[start]

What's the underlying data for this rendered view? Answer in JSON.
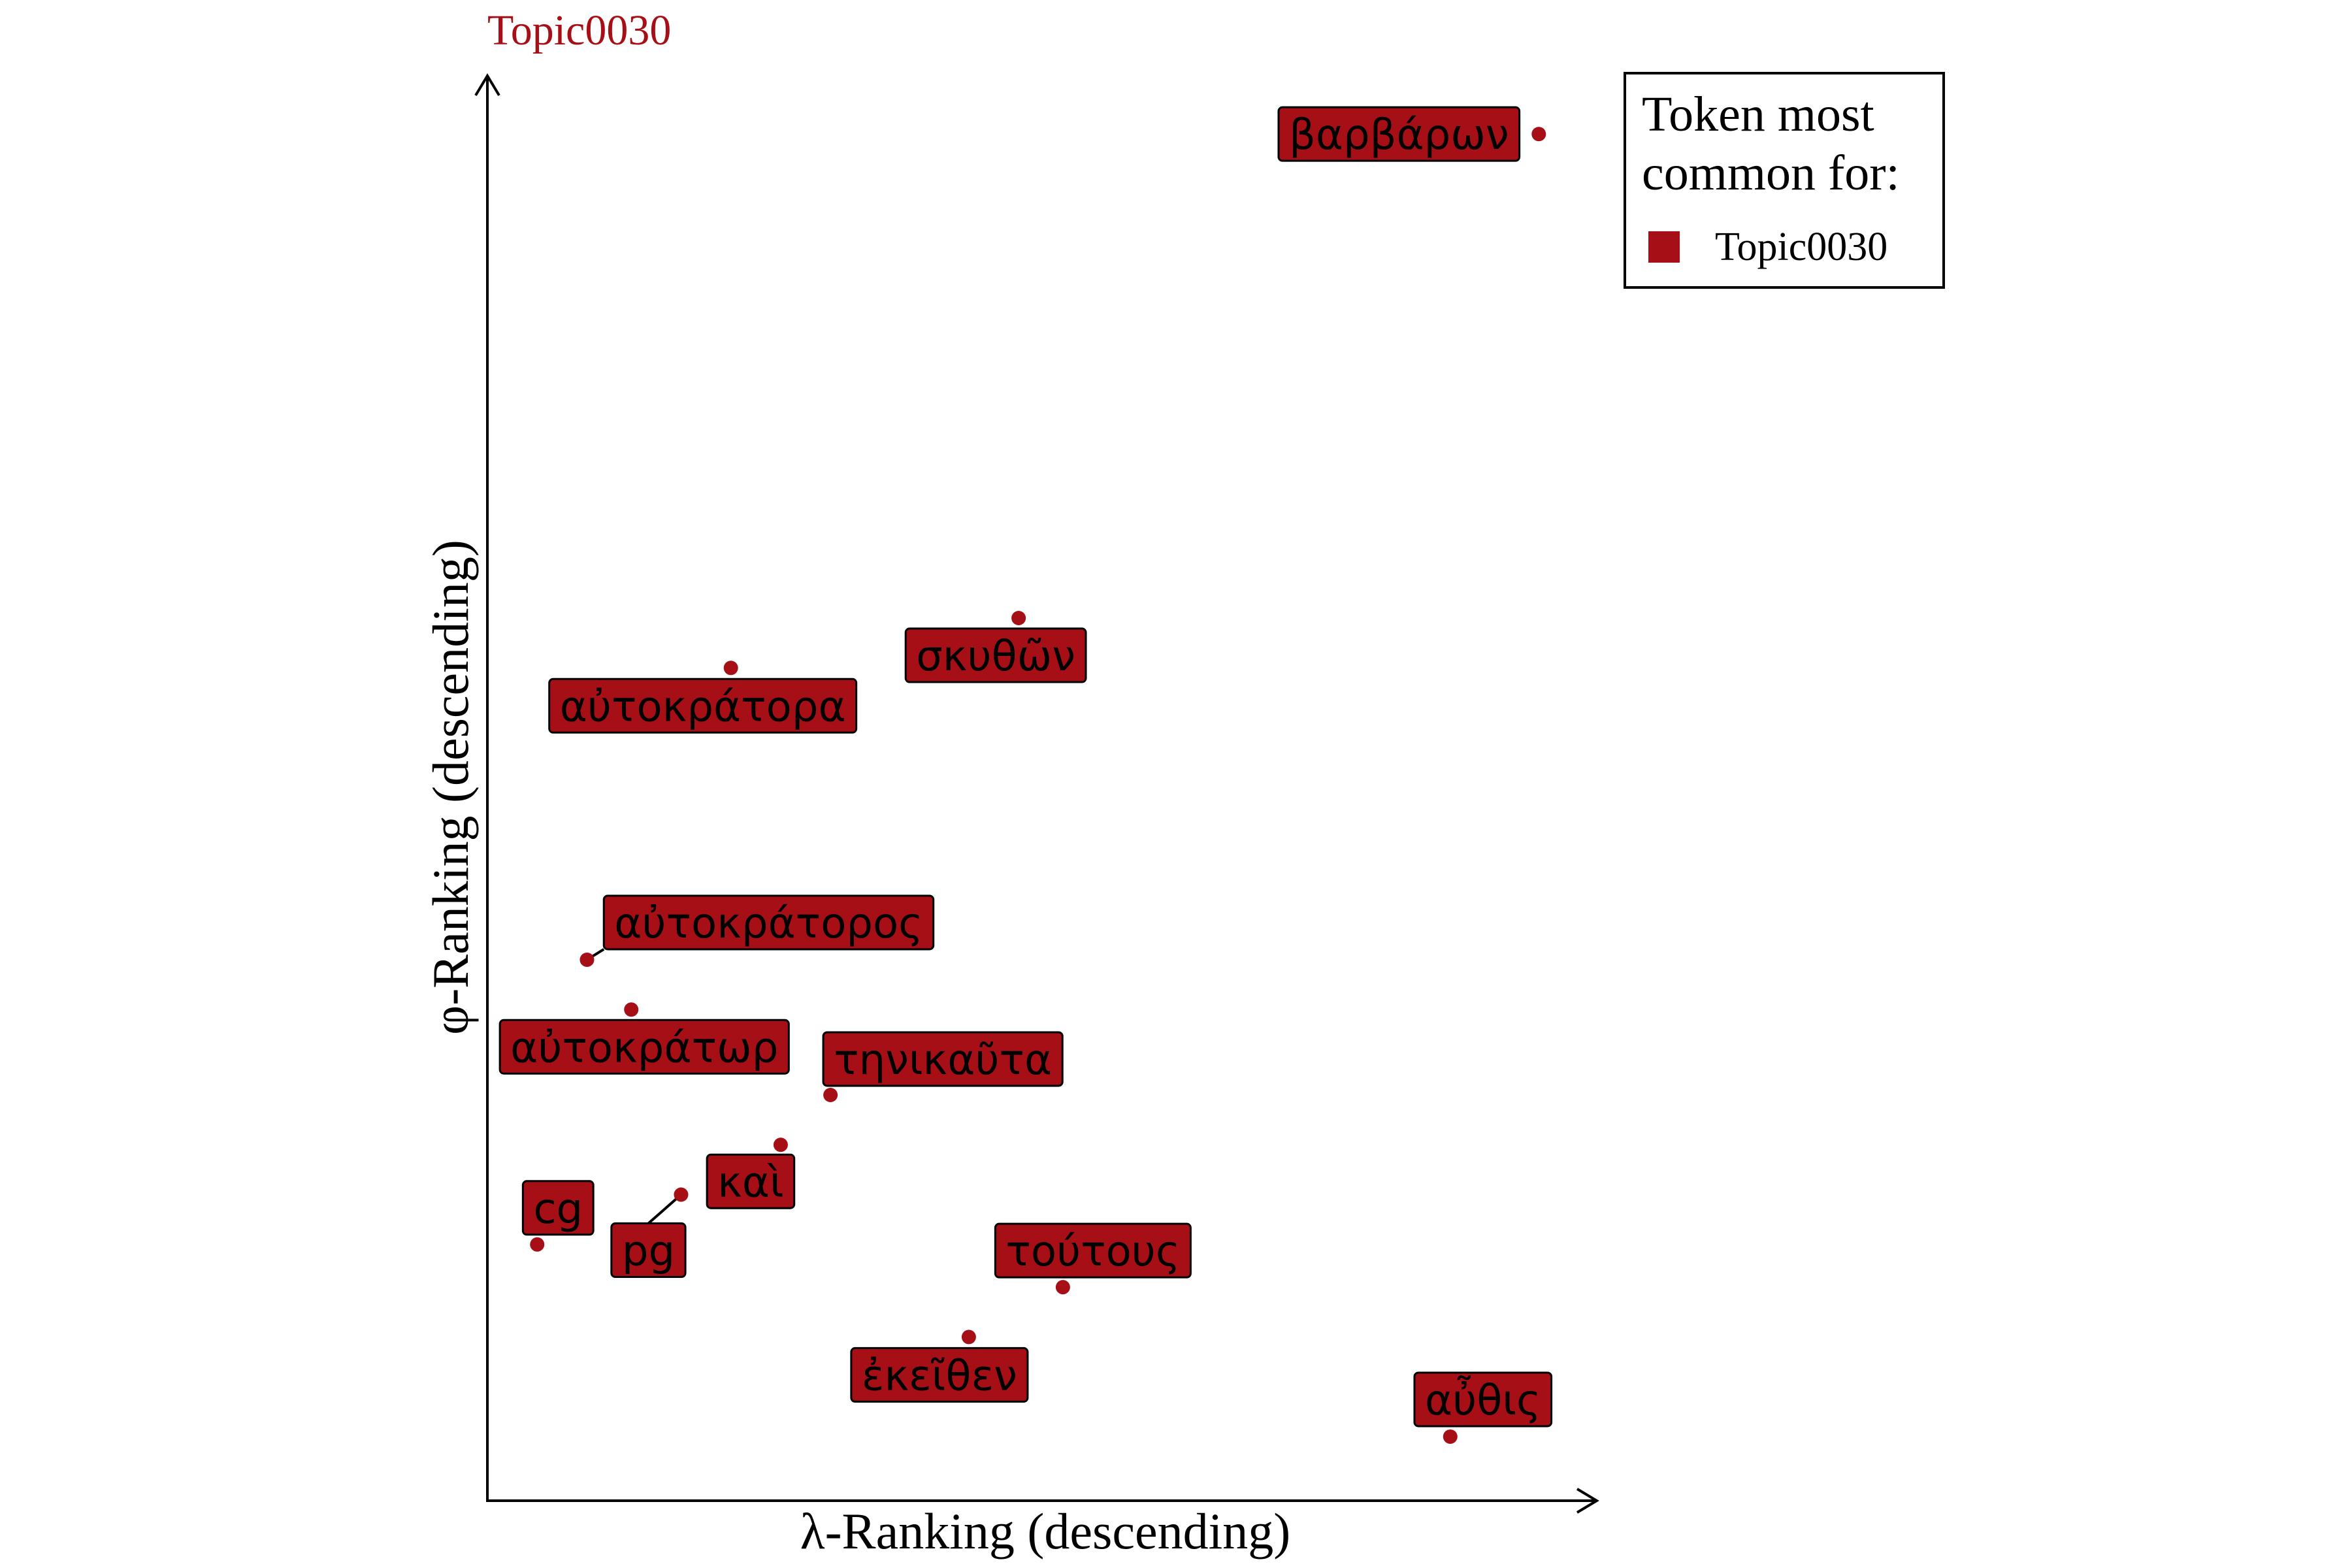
{
  "chart_data": {
    "type": "scatter",
    "title": "Topic0030",
    "xlabel": "λ-Ranking (descending)",
    "ylabel": "φ-Ranking (descending)",
    "xlim": [
      0,
      100
    ],
    "ylim": [
      0,
      100
    ],
    "grid": false,
    "legend": {
      "title_line1": "Token most",
      "title_line2": "common for:",
      "placement": "top-right",
      "entries": [
        {
          "label": "Topic0030",
          "color": "#a50f15"
        }
      ]
    },
    "series": [
      {
        "name": "Topic0030",
        "color": "#a50f15",
        "points": [
          {
            "label": "βαρβάρων",
            "x": 95.0,
            "y": 96.0
          },
          {
            "label": "σκυθῶν",
            "x": 48.0,
            "y": 62.0
          },
          {
            "label": "αὐτοκράτορα",
            "x": 22.0,
            "y": 58.5
          },
          {
            "label": "αὐτοκράτορος",
            "x": 9.0,
            "y": 38.0
          },
          {
            "label": "αὐτοκράτωρ",
            "x": 13.0,
            "y": 34.5
          },
          {
            "label": "τηνικαῦτα",
            "x": 31.0,
            "y": 28.5
          },
          {
            "label": "καὶ",
            "x": 26.5,
            "y": 25.0
          },
          {
            "label": "pg",
            "x": 17.5,
            "y": 21.5
          },
          {
            "label": "cg",
            "x": 4.5,
            "y": 18.0
          },
          {
            "label": "τούτους",
            "x": 52.0,
            "y": 15.0
          },
          {
            "label": "ἐκεῖθεν",
            "x": 43.5,
            "y": 11.5
          },
          {
            "label": "αὖθις",
            "x": 87.0,
            "y": 4.5
          }
        ]
      }
    ]
  }
}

[end]

→ TASK GOAL
Extract all lines of the records above that include "Ranking".

→ REPLY TO THE TASK
    "xlabel": "λ-Ranking (descending)",
    "ylabel": "φ-Ranking (descending)",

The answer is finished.